• _SHORT EXERCISE_
Print the listing as it stands, omitting all images.

• _ENTRIES PROVIDED_
..........

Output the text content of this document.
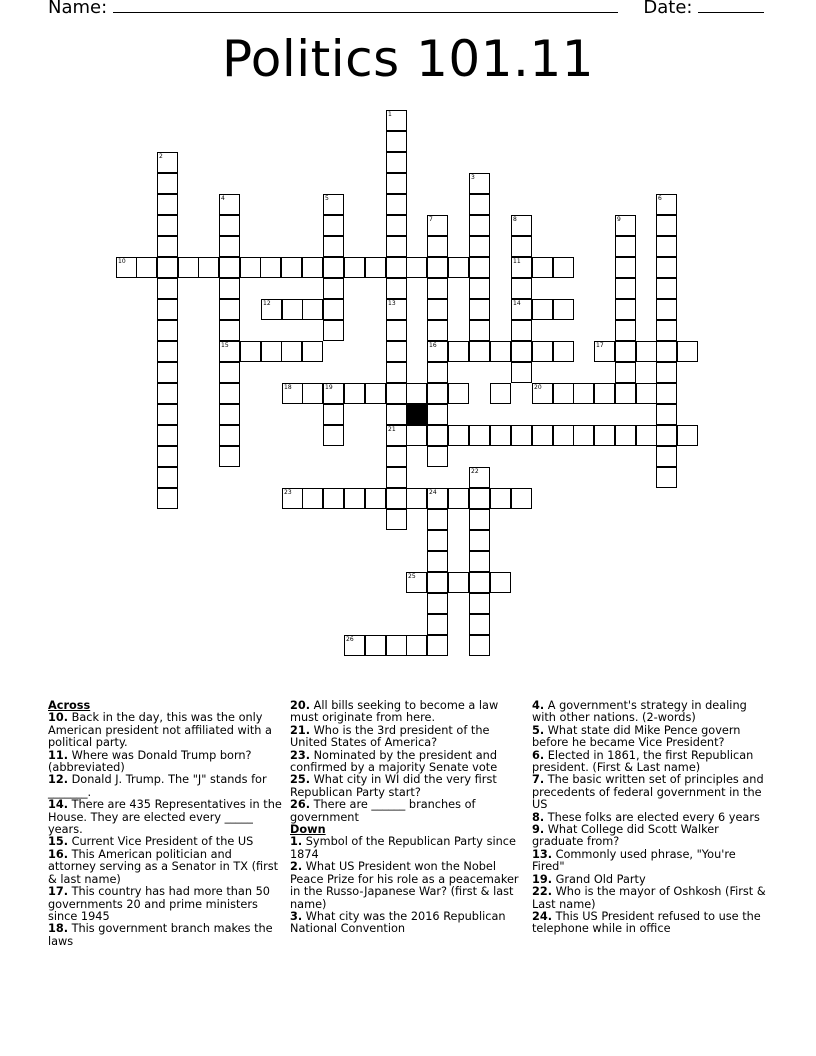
Name:	Date:
Politics 101.11
1
13
21
2
3
4
15
5	6
7
16
8
11
14
9
10
12
17
18	20
19
22
23	24
25
26

Across

10. Back in the day, this was the only American president not affiliated with a political party.

11. Where was Donald Trump born? (abbreviated)

12. Donald J. Trump. The "J" stands for _______.

14. There are 435 Representatives in the House. They are elected every _____ years.

15. Current Vice President of the US

16. This American politician and attorney serving as a Senator in TX (first & last name)

17. This country has had more than 50 governments 20 and prime ministers since 1945

18. This government branch makes the laws

20. All bills seeking to become a law must originate from here.

21. Who is the 3rd president of the United States of America?

23. Nominated by the president and confirmed by a majority Senate vote

25. What city in WI did the very first Republican Party start?

26. There are ______ branches of government

Down

1. Symbol of the Republican Party since 1874

2. What US President won the Nobel Peace Prize for his role as a peacemaker in the Russo-Japanese War? (first & last name)

3. What city was the 2016 Republican National Convention

4. A government's strategy in dealing with other nations. (2-words)

5. What state did Mike Pence govern before he became Vice President?

6. Elected in 1861, the first Republican president. (First & Last name)

7. The basic written set of principles and precedents of federal government in the US

8. These folks are elected every 6 years

9. What College did Scott Walker graduate from?

13. Commonly used phrase, "You're Fired"

19. Grand Old Party

22. Who is the mayor of Oshkosh (First & Last name)

24. This US President refused to use the telephone while in office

..........

• _CORRECT OUTPUT_
Output the text content of this document.
Name:	Date:
Politics 101.11
1
13
21
2
3
4
15
5	6
7
16
8
11
14
9
10
12
17
18	20
19
22
23	24
25
26

Across

10. Back in the day, this was the only American president not affiliated with a political party.

11. Where was Donald Trump born? (abbreviated)

12. Donald J. Trump. The "J" stands for _______.

14. There are 435 Representatives in the House. They are elected every _____ years.

15. Current Vice President of the US

16. This American politician and attorney serving as a Senator in TX (first & last name)

17. This country has had more than 50 governments 20 and prime ministers since 1945

18. This government branch makes the laws

20. All bills seeking to become a law must originate from here.

21. Who is the 3rd president of the United States of America?

23. Nominated by the president and confirmed by a majority Senate vote

25. What city in WI did the very first Republican Party start?

26. There are ______ branches of government

Down

1. Symbol of the Republican Party since 1874

2. What US President won the Nobel Peace Prize for his role as a peacemaker in the Russo-Japanese War? (first & last name)

3. What city was the 2016 Republican National Convention

4. A government's strategy in dealing with other nations. (2-words)

5. What state did Mike Pence govern before he became Vice President?

6. Elected in 1861, the first Republican president. (First & Last name)

7. The basic written set of principles and precedents of federal government in the US

8. These folks are elected every 6 years

9. What College did Scott Walker graduate from?

13. Commonly used phrase, "You're Fired"

19. Grand Old Party

22. Who is the mayor of Oshkosh (First & Last name)

24. This US President refused to use the telephone while in office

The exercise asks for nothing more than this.